[[ Exercise material, beginning ]]
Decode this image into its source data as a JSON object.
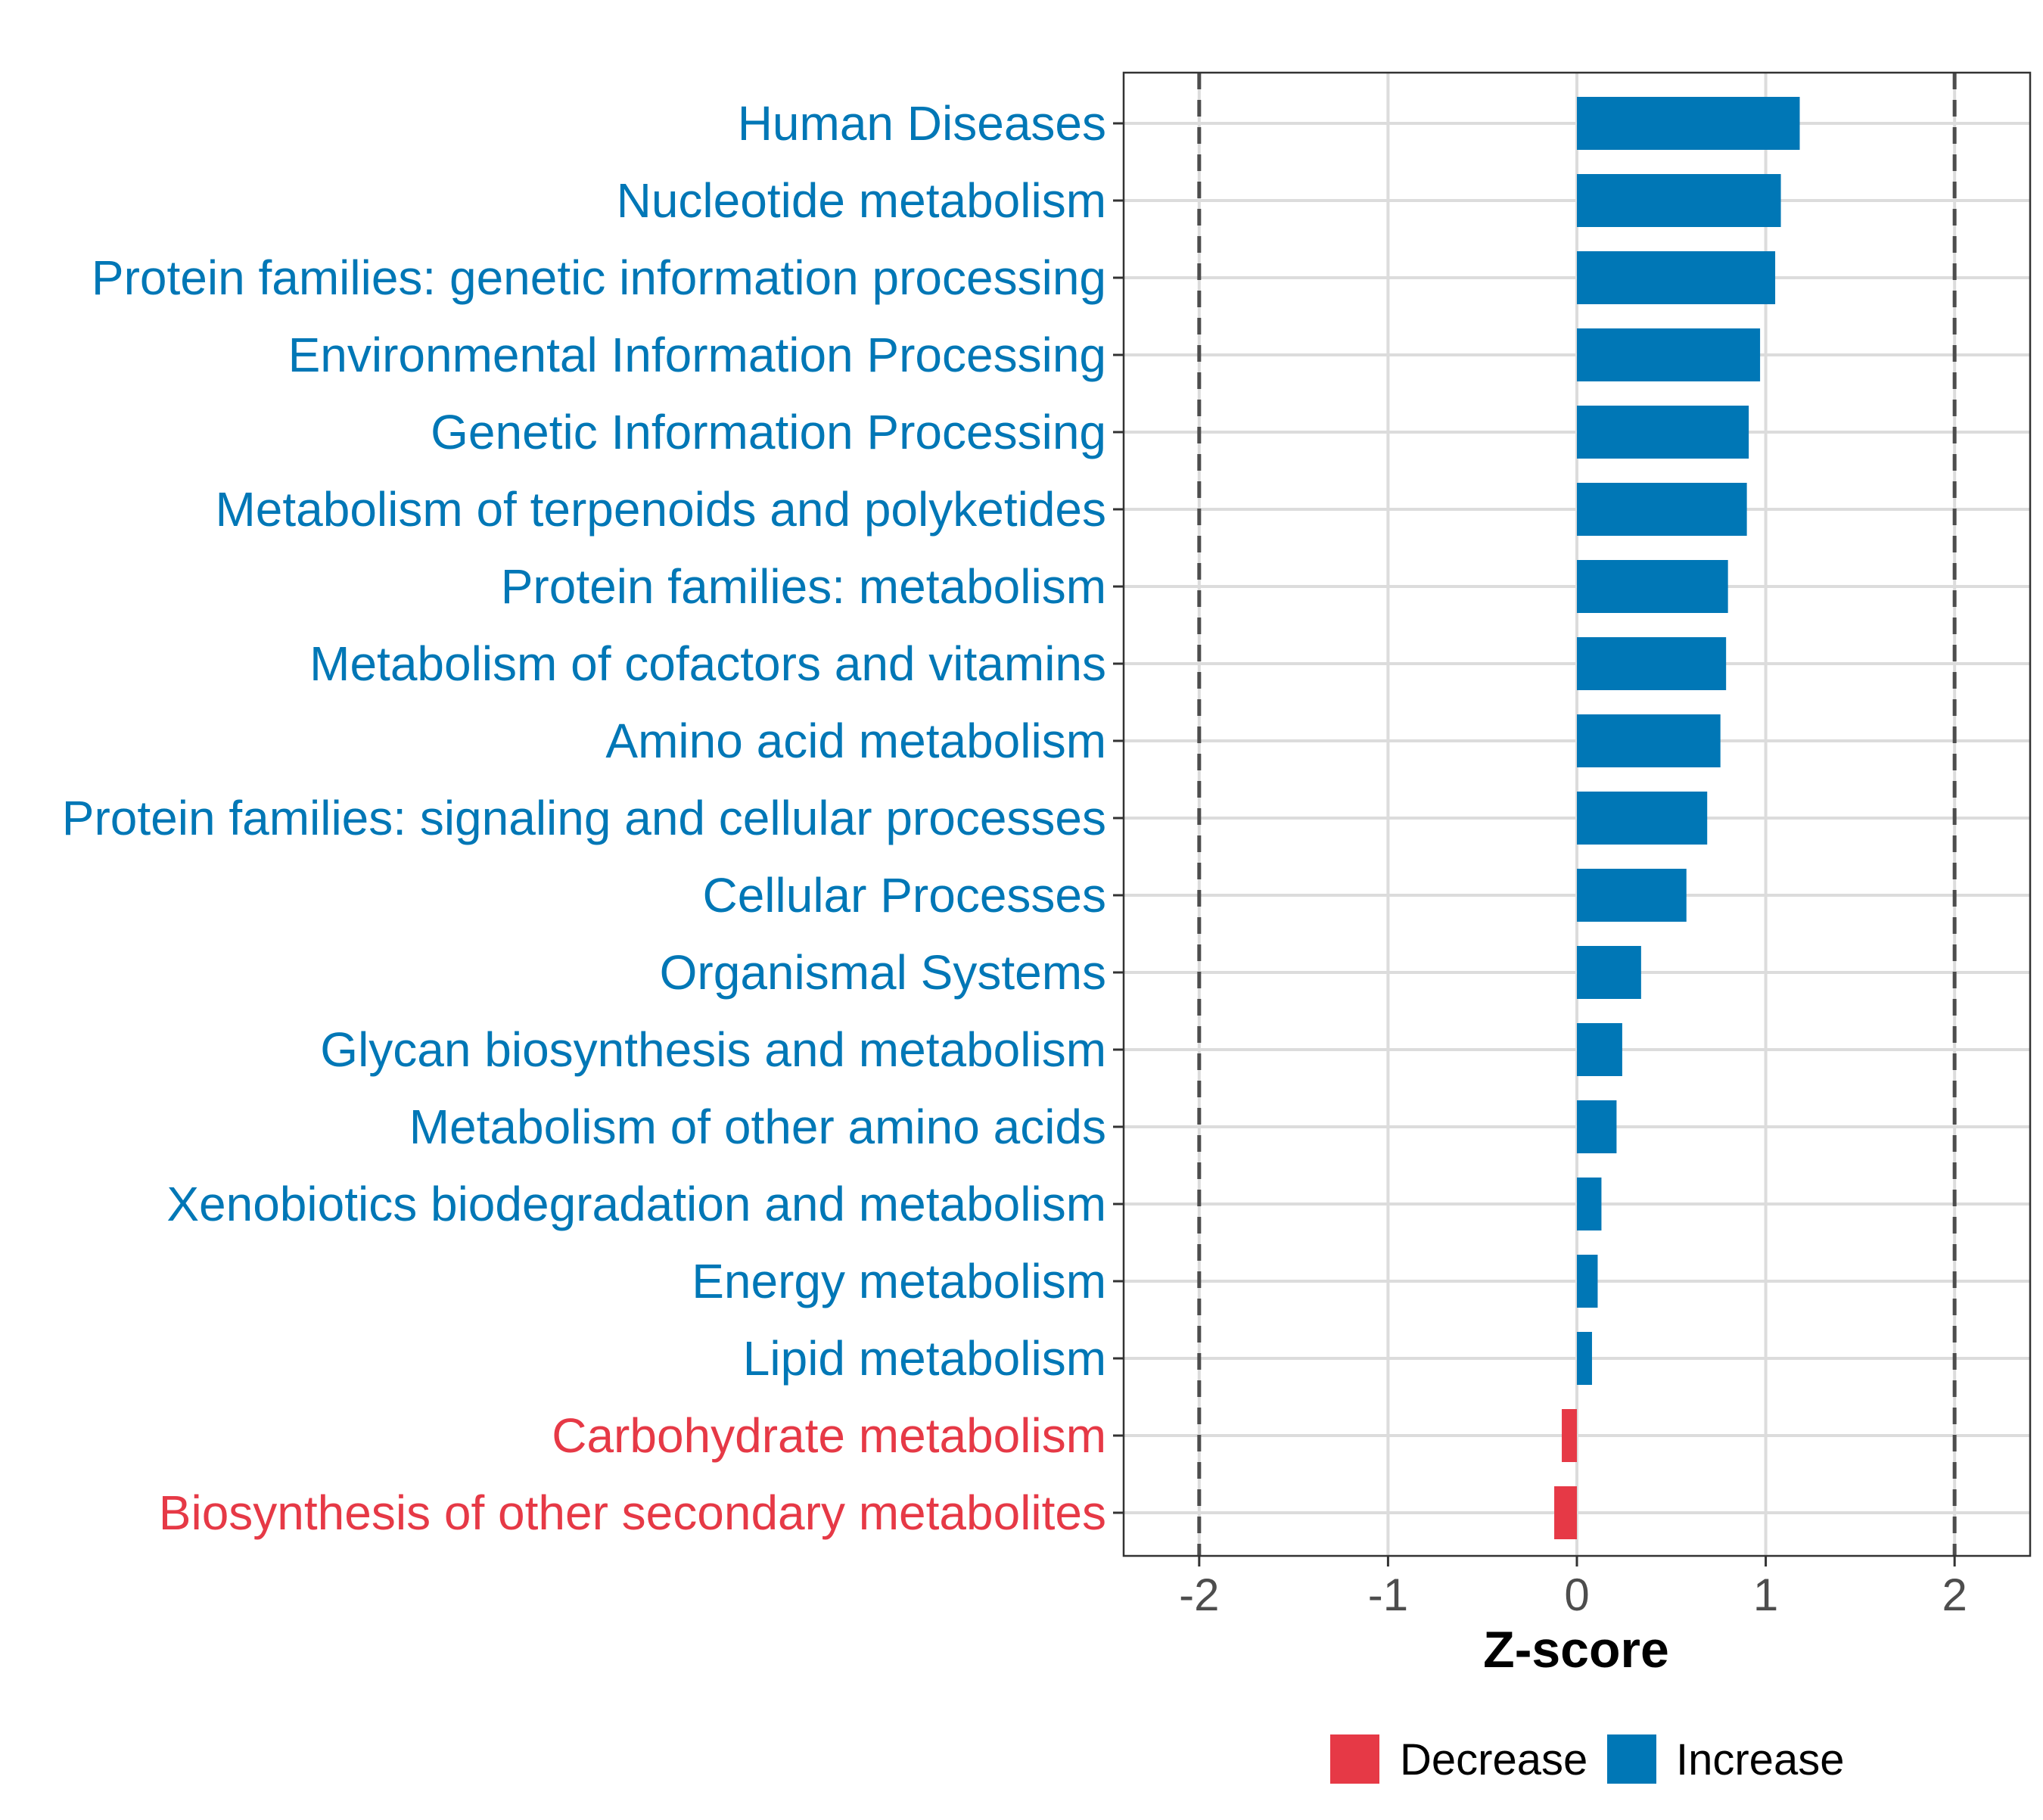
{
  "chart_data": {
    "type": "bar",
    "orientation": "horizontal",
    "title": "",
    "xlabel": "Z-score",
    "ylabel": "",
    "xlim": [
      -2.4,
      2.4
    ],
    "xticks": [
      -2,
      -1,
      0,
      1,
      2
    ],
    "xtick_labels": [
      "-2",
      "-1",
      "0",
      "1",
      "2"
    ],
    "reference_lines": [
      -2,
      2
    ],
    "grid": true,
    "legend_position": "bottom",
    "colors": {
      "Decrease": "#e63946",
      "Increase": "#0077b6"
    },
    "legend": [
      {
        "label": "Decrease",
        "color": "#e63946"
      },
      {
        "label": "Increase",
        "color": "#0077b6"
      }
    ],
    "categories": [
      "Human Diseases",
      "Nucleotide metabolism",
      "Protein families: genetic information processing",
      "Environmental Information Processing",
      "Genetic Information Processing",
      "Metabolism of terpenoids and polyketides",
      "Protein families: metabolism",
      "Metabolism of cofactors and vitamins",
      "Amino acid metabolism",
      "Protein families: signaling and cellular processes",
      "Cellular Processes",
      "Organismal Systems",
      "Glycan biosynthesis and metabolism",
      "Metabolism of other amino acids",
      "Xenobiotics biodegradation and metabolism",
      "Energy metabolism",
      "Lipid metabolism",
      "Carbohydrate metabolism",
      "Biosynthesis of other secondary metabolites"
    ],
    "values": [
      1.18,
      1.08,
      1.05,
      0.97,
      0.91,
      0.9,
      0.8,
      0.79,
      0.76,
      0.69,
      0.58,
      0.34,
      0.24,
      0.21,
      0.13,
      0.11,
      0.08,
      -0.08,
      -0.12
    ],
    "groups": [
      "Increase",
      "Increase",
      "Increase",
      "Increase",
      "Increase",
      "Increase",
      "Increase",
      "Increase",
      "Increase",
      "Increase",
      "Increase",
      "Increase",
      "Increase",
      "Increase",
      "Increase",
      "Increase",
      "Increase",
      "Decrease",
      "Decrease"
    ]
  }
}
[[ Exercise material, end ]]
Problem details:
Taking the listing as a whole, count how many of its lines contain the word "other", and reply with that count alone.

Exercise result:
2